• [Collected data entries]
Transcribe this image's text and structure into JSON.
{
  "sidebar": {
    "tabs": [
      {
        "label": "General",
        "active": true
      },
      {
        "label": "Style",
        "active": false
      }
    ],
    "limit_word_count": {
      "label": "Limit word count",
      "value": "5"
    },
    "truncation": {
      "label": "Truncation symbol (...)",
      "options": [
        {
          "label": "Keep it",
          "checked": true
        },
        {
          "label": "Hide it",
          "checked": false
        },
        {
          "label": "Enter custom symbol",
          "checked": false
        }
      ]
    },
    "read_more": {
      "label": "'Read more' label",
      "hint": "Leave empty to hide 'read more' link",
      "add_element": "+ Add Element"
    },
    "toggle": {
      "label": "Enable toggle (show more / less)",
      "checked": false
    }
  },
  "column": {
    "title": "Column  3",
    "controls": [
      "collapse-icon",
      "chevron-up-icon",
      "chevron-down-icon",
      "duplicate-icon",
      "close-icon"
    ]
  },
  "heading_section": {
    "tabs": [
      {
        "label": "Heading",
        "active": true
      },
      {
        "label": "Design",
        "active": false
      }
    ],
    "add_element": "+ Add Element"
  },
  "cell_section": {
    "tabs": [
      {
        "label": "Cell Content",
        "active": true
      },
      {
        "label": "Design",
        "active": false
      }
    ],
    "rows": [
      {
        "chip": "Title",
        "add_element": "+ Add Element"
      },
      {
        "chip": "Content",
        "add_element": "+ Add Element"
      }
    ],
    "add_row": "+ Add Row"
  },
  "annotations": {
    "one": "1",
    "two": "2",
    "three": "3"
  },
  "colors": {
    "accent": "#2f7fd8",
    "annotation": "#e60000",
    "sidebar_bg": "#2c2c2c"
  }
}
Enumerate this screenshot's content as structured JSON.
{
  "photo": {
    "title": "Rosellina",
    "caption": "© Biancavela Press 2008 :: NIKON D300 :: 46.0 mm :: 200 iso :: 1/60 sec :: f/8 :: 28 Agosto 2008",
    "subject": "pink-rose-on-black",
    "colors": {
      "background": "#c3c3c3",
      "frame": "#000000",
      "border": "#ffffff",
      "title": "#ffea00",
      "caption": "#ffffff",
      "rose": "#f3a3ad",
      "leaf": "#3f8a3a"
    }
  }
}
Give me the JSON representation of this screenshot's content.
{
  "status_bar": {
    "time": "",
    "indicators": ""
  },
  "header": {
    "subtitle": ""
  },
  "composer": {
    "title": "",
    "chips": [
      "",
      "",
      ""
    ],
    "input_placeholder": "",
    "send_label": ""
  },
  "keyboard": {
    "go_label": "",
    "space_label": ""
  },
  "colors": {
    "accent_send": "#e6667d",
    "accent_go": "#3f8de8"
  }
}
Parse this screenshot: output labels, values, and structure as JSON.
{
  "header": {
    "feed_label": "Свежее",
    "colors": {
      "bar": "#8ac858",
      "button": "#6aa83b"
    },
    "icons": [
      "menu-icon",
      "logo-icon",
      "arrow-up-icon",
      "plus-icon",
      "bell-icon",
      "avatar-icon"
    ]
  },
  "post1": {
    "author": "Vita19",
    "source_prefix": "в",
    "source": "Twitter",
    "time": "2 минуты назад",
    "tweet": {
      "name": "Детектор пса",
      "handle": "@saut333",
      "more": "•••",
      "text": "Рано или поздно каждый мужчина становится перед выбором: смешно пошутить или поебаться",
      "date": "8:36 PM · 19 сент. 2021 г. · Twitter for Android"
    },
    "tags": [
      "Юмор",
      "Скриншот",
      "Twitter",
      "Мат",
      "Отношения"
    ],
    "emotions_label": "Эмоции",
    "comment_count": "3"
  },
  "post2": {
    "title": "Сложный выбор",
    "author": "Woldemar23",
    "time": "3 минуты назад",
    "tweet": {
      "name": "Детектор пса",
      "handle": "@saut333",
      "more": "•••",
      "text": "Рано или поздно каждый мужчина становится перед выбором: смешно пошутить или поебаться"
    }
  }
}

• [EXERCISE BRIEF] Extract, exactly, the lines above that begin at the line containing "Give me the" and end at the final line of the records; add no other text.

• [WRITTEN RESPONSE]
Give me the JSON representation of this screenshot's content.
{
  "status_bar": {
    "time": "",
    "indicators": ""
  },
  "header": {
    "subtitle": ""
  },
  "composer": {
    "title": "",
    "chips": [
      "",
      "",
      ""
    ],
    "input_placeholder": "",
    "send_label": ""
  },
  "keyboard": {
    "go_label": "",
    "space_label": ""
  },
  "colors": {
    "accent_send": "#e6667d",
    "accent_go": "#3f8de8"
  }
}
Parse this screenshot: output labels, values, and structure as JSON.
{
  "header": {
    "feed_label": "Свежее",
    "colors": {
      "bar": "#8ac858",
      "button": "#6aa83b"
    },
    "icons": [
      "menu-icon",
      "logo-icon",
      "arrow-up-icon",
      "plus-icon",
      "bell-icon",
      "avatar-icon"
    ]
  },
  "post1": {
    "author": "Vita19",
    "source_prefix": "в",
    "source": "Twitter",
    "time": "2 минуты назад",
    "tweet": {
      "name": "Детектор пса",
      "handle": "@saut333",
      "more": "•••",
      "text": "Рано или поздно каждый мужчина становится перед выбором: смешно пошутить или поебаться",
      "date": "8:36 PM · 19 сент. 2021 г. · Twitter for Android"
    },
    "tags": [
      "Юмор",
      "Скриншот",
      "Twitter",
      "Мат",
      "Отношения"
    ],
    "emotions_label": "Эмоции",
    "comment_count": "3"
  },
  "post2": {
    "title": "Сложный выбор",
    "author": "Woldemar23",
    "time": "3 минуты назад",
    "tweet": {
      "name": "Детектор пса",
      "handle": "@saut333",
      "more": "•••",
      "text": "Рано или поздно каждый мужчина становится перед выбором: смешно пошутить или поебаться"
    }
  }
}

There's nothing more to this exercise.